- [Prompt]
Each line below either holds the string "JSON" or doesn't. Count those that do and give only the number.

- [Stored rows]
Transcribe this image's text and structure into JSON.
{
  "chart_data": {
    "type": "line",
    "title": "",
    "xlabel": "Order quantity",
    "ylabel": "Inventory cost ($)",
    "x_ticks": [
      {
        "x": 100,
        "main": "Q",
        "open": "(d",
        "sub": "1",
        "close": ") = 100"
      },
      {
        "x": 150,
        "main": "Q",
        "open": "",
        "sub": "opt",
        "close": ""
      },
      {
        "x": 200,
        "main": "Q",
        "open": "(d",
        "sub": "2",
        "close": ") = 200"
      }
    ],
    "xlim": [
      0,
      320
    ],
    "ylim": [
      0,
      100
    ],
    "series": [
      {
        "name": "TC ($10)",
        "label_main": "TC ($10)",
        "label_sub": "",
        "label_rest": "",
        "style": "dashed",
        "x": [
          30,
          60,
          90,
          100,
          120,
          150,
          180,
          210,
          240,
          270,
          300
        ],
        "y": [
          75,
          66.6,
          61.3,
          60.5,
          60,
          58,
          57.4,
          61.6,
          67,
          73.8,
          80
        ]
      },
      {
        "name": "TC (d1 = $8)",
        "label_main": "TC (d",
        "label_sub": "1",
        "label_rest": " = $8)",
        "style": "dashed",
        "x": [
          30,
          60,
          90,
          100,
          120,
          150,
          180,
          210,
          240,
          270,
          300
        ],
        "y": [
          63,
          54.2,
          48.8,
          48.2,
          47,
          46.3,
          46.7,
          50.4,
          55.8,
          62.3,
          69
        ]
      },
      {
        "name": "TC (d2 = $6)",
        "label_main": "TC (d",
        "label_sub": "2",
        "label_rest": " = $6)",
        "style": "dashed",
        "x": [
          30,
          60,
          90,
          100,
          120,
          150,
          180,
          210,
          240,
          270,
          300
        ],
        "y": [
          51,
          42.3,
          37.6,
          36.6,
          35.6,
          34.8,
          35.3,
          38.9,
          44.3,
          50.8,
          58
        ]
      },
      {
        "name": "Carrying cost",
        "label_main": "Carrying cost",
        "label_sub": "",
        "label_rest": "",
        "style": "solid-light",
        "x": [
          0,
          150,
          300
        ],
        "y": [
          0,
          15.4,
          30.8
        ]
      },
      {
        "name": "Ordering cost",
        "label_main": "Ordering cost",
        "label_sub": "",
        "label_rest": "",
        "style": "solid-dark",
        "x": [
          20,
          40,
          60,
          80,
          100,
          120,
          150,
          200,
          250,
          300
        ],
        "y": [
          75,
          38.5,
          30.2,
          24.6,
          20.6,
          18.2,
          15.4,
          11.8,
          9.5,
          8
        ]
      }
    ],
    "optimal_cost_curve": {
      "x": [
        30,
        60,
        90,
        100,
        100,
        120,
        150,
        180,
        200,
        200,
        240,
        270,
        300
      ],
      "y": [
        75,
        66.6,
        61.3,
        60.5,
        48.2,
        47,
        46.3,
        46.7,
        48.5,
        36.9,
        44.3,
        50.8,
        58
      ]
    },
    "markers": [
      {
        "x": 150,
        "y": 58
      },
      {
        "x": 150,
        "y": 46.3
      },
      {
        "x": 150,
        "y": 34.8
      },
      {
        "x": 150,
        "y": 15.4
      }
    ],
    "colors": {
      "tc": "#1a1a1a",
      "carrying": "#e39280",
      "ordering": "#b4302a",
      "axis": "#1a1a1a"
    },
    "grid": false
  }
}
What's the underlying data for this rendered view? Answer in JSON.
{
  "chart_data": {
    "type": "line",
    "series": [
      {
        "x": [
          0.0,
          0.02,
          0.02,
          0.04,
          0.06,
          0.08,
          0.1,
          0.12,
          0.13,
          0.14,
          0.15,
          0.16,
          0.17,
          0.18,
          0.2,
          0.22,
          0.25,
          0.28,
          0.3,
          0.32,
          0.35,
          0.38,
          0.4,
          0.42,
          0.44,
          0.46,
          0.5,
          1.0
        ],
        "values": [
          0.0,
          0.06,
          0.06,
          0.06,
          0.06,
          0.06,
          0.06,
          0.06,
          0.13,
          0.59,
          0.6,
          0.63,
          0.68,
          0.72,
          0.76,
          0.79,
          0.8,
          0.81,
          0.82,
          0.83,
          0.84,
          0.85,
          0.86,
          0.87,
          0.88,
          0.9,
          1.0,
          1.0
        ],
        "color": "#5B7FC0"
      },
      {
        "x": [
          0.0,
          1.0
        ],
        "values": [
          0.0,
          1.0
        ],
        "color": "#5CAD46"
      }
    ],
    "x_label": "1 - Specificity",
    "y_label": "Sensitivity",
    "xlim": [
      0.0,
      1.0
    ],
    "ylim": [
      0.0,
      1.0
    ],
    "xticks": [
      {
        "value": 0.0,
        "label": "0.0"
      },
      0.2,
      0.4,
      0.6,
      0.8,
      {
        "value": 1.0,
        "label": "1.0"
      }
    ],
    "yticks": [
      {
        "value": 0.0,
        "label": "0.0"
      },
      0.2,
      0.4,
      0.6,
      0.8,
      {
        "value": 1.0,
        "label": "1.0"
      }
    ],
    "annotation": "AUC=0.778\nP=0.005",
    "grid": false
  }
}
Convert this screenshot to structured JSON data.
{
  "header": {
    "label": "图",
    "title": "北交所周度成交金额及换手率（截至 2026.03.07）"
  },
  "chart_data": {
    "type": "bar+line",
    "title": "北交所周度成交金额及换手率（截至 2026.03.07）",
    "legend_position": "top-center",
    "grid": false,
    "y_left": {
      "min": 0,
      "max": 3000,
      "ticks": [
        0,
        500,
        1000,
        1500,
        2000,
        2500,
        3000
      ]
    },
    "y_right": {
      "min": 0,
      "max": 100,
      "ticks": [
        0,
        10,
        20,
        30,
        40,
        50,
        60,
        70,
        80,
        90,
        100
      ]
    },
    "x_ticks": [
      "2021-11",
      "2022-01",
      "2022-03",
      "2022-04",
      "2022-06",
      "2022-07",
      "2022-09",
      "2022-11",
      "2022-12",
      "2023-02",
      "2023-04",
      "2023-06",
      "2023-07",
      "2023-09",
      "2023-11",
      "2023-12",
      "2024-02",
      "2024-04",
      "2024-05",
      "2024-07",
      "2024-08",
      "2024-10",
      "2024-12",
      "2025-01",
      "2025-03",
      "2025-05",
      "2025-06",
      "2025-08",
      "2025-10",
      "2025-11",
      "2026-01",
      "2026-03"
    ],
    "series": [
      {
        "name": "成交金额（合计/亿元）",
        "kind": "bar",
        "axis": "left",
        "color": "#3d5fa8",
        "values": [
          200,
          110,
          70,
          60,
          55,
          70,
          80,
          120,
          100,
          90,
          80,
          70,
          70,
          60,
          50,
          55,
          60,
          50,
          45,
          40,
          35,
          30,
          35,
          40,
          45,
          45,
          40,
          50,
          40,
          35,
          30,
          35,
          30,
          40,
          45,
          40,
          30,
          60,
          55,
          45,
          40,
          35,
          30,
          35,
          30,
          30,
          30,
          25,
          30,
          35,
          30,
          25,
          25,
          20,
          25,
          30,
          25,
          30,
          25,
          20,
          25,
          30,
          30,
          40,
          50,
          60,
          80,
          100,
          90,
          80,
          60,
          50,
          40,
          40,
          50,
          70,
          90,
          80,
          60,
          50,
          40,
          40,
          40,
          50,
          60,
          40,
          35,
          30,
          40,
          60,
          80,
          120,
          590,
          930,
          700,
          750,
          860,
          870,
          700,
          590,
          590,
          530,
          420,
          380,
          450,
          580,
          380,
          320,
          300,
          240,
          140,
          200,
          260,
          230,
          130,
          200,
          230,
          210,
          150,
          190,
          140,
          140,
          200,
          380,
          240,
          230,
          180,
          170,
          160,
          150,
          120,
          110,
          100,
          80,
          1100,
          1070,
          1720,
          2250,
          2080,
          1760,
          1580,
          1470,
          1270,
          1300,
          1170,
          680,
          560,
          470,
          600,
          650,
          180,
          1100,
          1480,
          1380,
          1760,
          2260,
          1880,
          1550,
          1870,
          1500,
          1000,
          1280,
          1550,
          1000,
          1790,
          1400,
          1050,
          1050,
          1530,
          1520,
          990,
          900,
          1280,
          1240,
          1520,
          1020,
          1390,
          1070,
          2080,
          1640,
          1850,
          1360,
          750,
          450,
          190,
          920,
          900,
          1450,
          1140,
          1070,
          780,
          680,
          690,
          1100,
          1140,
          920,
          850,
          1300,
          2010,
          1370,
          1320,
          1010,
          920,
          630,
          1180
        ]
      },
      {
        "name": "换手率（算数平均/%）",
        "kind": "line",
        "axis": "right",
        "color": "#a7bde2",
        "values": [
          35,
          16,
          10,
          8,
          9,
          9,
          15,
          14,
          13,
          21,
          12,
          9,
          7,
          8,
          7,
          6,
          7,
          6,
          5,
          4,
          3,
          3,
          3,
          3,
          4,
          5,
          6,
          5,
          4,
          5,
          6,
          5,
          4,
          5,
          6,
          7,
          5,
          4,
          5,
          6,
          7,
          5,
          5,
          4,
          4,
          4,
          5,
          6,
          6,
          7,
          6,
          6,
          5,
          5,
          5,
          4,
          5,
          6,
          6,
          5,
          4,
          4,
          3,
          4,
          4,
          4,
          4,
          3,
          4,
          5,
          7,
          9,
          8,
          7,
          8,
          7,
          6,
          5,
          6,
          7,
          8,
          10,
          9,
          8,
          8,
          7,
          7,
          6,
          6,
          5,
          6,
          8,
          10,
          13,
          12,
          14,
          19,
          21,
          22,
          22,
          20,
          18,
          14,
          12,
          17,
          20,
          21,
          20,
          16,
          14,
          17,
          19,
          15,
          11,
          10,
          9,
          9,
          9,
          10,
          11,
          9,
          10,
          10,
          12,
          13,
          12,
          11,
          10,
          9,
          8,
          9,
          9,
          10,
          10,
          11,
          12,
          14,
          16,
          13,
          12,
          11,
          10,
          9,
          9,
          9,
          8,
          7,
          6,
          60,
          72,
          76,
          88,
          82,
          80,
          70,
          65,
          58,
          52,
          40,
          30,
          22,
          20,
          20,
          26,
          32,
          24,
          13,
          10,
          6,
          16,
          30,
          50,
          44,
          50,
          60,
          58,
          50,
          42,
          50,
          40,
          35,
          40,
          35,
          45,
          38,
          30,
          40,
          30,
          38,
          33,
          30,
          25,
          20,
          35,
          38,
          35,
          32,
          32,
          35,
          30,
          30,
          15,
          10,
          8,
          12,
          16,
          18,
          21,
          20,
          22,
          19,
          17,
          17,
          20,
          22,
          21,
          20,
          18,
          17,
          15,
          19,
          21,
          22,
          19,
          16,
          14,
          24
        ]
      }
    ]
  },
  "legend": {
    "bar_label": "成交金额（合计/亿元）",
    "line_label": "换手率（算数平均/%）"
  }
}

- [Solution below]
3